**Exercise task**: Spot each line in the records below where the word "JSON" occurs, then copy it.

**Supplied material**:
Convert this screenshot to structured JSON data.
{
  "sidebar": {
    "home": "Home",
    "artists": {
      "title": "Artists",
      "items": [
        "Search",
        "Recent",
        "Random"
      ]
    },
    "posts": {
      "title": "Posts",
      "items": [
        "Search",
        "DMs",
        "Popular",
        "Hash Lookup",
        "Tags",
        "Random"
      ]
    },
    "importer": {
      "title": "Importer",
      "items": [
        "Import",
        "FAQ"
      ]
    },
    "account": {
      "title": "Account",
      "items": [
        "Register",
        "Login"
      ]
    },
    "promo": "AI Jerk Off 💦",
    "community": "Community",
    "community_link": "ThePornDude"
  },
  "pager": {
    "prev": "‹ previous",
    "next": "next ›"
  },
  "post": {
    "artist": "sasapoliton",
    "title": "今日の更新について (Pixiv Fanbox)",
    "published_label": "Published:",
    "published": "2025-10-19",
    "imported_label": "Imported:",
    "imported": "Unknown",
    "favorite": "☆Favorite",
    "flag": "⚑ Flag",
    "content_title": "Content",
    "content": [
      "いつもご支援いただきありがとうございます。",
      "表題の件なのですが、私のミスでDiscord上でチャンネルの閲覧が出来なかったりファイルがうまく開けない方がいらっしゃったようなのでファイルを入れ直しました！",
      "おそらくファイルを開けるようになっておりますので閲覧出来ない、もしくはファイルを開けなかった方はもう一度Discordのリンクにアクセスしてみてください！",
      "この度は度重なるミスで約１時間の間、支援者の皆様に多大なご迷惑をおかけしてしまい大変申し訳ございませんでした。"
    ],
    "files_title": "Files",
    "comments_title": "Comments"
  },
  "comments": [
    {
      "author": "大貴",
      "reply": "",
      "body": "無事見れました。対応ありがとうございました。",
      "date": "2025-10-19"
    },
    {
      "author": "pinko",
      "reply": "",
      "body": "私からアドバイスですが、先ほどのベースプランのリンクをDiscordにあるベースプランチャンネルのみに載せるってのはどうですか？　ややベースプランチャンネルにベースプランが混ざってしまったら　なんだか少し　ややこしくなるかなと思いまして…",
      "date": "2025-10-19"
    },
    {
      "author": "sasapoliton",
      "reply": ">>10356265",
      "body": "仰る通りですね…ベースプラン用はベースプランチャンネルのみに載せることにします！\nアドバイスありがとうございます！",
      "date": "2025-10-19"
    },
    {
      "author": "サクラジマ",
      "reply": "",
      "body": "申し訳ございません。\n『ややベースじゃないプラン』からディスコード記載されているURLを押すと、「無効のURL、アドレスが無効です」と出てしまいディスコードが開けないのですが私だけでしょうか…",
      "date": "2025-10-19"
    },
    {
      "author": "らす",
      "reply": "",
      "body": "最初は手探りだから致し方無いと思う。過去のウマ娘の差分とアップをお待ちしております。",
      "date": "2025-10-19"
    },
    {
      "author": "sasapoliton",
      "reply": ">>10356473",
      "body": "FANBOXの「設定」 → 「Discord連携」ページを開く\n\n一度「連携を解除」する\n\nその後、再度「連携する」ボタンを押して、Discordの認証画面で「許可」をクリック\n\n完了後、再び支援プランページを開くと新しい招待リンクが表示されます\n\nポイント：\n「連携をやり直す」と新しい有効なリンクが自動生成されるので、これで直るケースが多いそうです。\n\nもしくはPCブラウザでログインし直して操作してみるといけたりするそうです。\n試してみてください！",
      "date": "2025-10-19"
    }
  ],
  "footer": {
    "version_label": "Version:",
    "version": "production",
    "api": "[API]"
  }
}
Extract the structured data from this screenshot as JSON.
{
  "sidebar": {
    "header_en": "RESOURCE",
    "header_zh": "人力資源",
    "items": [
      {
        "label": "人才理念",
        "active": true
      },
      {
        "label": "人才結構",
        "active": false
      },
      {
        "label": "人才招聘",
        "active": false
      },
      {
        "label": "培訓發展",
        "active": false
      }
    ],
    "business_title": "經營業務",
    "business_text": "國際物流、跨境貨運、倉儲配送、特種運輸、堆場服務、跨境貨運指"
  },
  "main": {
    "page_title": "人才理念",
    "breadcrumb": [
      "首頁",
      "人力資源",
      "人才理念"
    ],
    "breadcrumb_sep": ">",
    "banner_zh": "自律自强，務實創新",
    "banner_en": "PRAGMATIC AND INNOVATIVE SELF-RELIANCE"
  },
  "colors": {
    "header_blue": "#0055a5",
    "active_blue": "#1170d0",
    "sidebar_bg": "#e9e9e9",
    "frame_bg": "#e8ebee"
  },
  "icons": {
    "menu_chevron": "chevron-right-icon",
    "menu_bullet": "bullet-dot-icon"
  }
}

**Solution to this task**:
Convert this screenshot to structured JSON data.
Extract the structured data from this screenshot as JSON.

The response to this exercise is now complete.